**Written task**
Please transcribe the records precisely; pictures stay out of your copy.

**Provided material**
· · · · ·

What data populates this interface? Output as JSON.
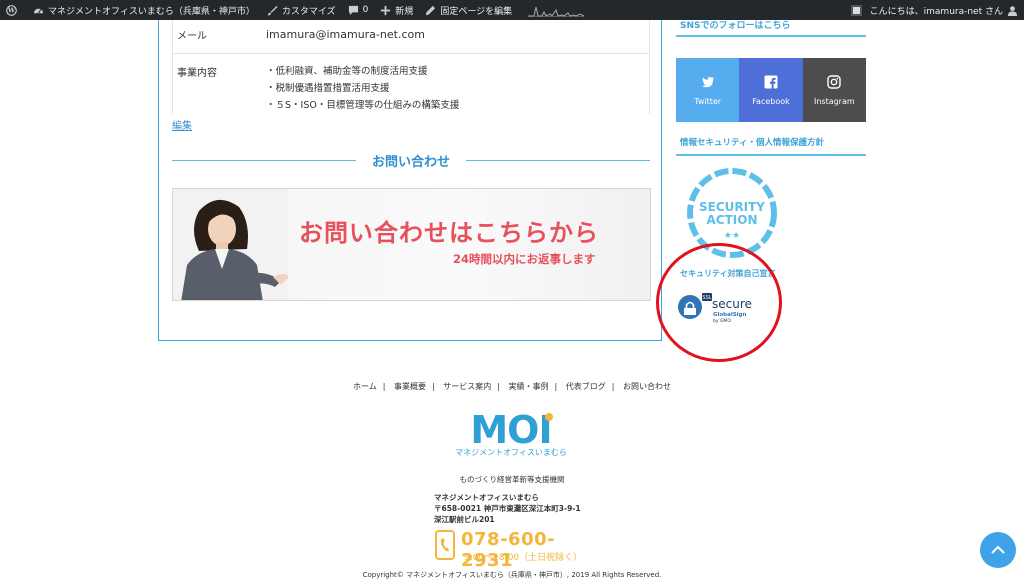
{
  "adminbar": {
    "site_name": "マネジメントオフィスいまむら（兵庫県・神戸市）",
    "customize": "カスタマイズ",
    "comments_count": "0",
    "new": "新規",
    "edit_page": "固定ページを編集",
    "greeting": "こんにちは、imamura-net さん"
  },
  "company_table": {
    "email_label": "メール",
    "email_value": "imamura@imamura-net.com",
    "business_label": "事業内容",
    "business_items": [
      "・低利融資、補助金等の制度活用支援",
      "・税制優遇措置措置活用支援",
      "・５S・ISO・目標管理等の仕組みの構築支援"
    ]
  },
  "edit_link": "編集",
  "contact": {
    "heading": "お問い合わせ",
    "banner_main": "お問い合わせはこちらから",
    "banner_sub": "24時間以内にお返事します"
  },
  "sidebar": {
    "sns_title": "SNSでのフォローはこちら",
    "sns_buttons": [
      "Twitter",
      "Facebook",
      "Instagram"
    ],
    "security_title": "情報セキュリティ・個人情報保護方針",
    "badge_text": [
      "SECURITY",
      "ACTION"
    ],
    "badge_stars": "★★",
    "badge_caption": "セキュリティ対策自己宣言",
    "ssl_badge": {
      "tag": "SSL",
      "word": "secure",
      "brand": "GlobalSign",
      "by": "by GMO"
    }
  },
  "footer": {
    "nav": [
      "ホーム",
      "事業概要",
      "サービス案内",
      "実績・事例",
      "代表ブログ",
      "お問い合わせ"
    ],
    "logo_text": "MOI",
    "logo_sub": "マネジメントオフィスいまむら",
    "tagline": "ものづくり経営革新等支援機関",
    "address_lines": [
      "マネジメントオフィスいまむら",
      "〒658-0021 神戸市東灘区深江本町3-9-1",
      "深江駅前ビル201"
    ],
    "tel": "078-600-2931",
    "hours": "9:00～18:00（土日祝除く）",
    "copyright": "Copyright© マネジメントオフィスいまむら（兵庫県・神戸市）, 2019 All Rights Reserved."
  },
  "colors": {
    "accent": "#3ea3d8",
    "banner_text": "#e8505b",
    "tel": "#f4b53c",
    "highlight_circle": "#e0121b"
  }
}
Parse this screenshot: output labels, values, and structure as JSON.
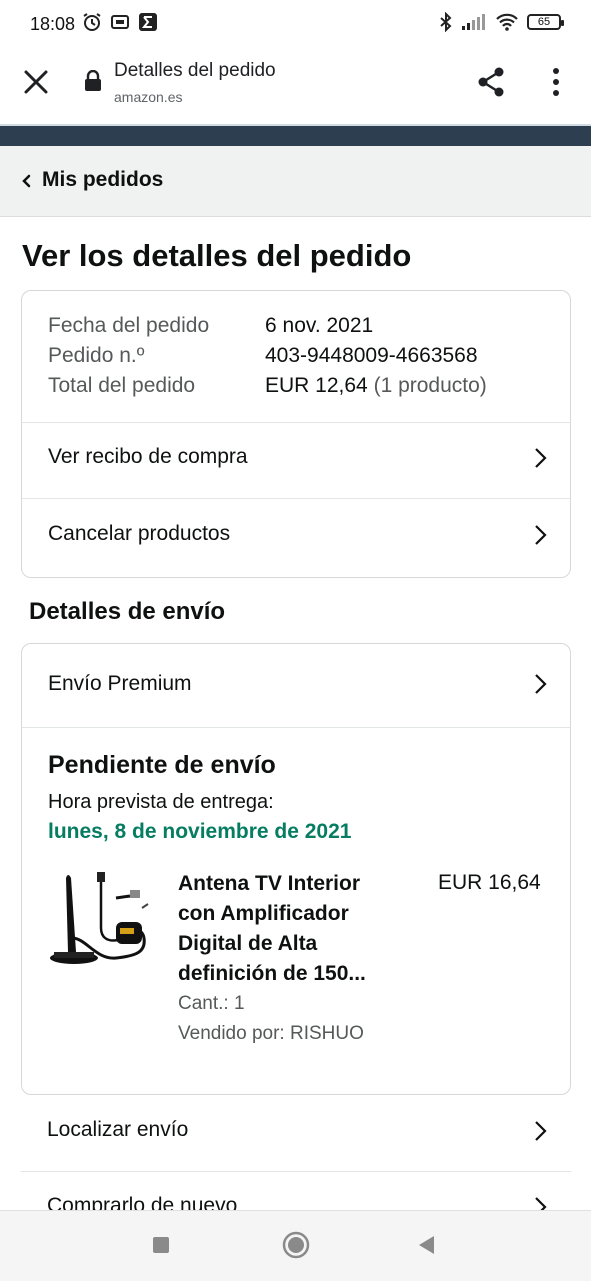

· · · · ·

**Solution to this task**
What data populates this interface? Output as JSON.
{
  "adminbar": {
    "site_name": "マネジメントオフィスいまむら（兵庫県・神戸市）",
    "customize": "カスタマイズ",
    "comments_count": "0",
    "new": "新規",
    "edit_page": "固定ページを編集",
    "greeting": "こんにちは、imamura-net さん"
  },
  "company_table": {
    "email_label": "メール",
    "email_value": "imamura@imamura-net.com",
    "business_label": "事業内容",
    "business_items": [
      "・低利融資、補助金等の制度活用支援",
      "・税制優遇措置措置活用支援",
      "・５S・ISO・目標管理等の仕組みの構築支援"
    ]
  },
  "edit_link": "編集",
  "contact": {
    "heading": "お問い合わせ",
    "banner_main": "お問い合わせはこちらから",
    "banner_sub": "24時間以内にお返事します"
  },
  "sidebar": {
    "sns_title": "SNSでのフォローはこちら",
    "sns_buttons": [
      "Twitter",
      "Facebook",
      "Instagram"
    ],
    "security_title": "情報セキュリティ・個人情報保護方針",
    "badge_text": [
      "SECURITY",
      "ACTION"
    ],
    "badge_stars": "★★",
    "badge_caption": "セキュリティ対策自己宣言",
    "ssl_badge": {
      "tag": "SSL",
      "word": "secure",
      "brand": "GlobalSign",
      "by": "by GMO"
    }
  },
  "footer": {
    "nav": [
      "ホーム",
      "事業概要",
      "サービス案内",
      "実績・事例",
      "代表ブログ",
      "お問い合わせ"
    ],
    "logo_text": "MOI",
    "logo_sub": "マネジメントオフィスいまむら",
    "tagline": "ものづくり経営革新等支援機関",
    "address_lines": [
      "マネジメントオフィスいまむら",
      "〒658-0021 神戸市東灘区深江本町3-9-1",
      "深江駅前ビル201"
    ],
    "tel": "078-600-2931",
    "hours": "9:00～18:00（土日祝除く）",
    "copyright": "Copyright© マネジメントオフィスいまむら（兵庫県・神戸市）, 2019 All Rights Reserved."
  },
  "colors": {
    "accent": "#3ea3d8",
    "banner_text": "#e8505b",
    "tel": "#f4b53c",
    "highlight_circle": "#e0121b"
  }
}
Parse this screenshot: output labels, values, and structure as JSON.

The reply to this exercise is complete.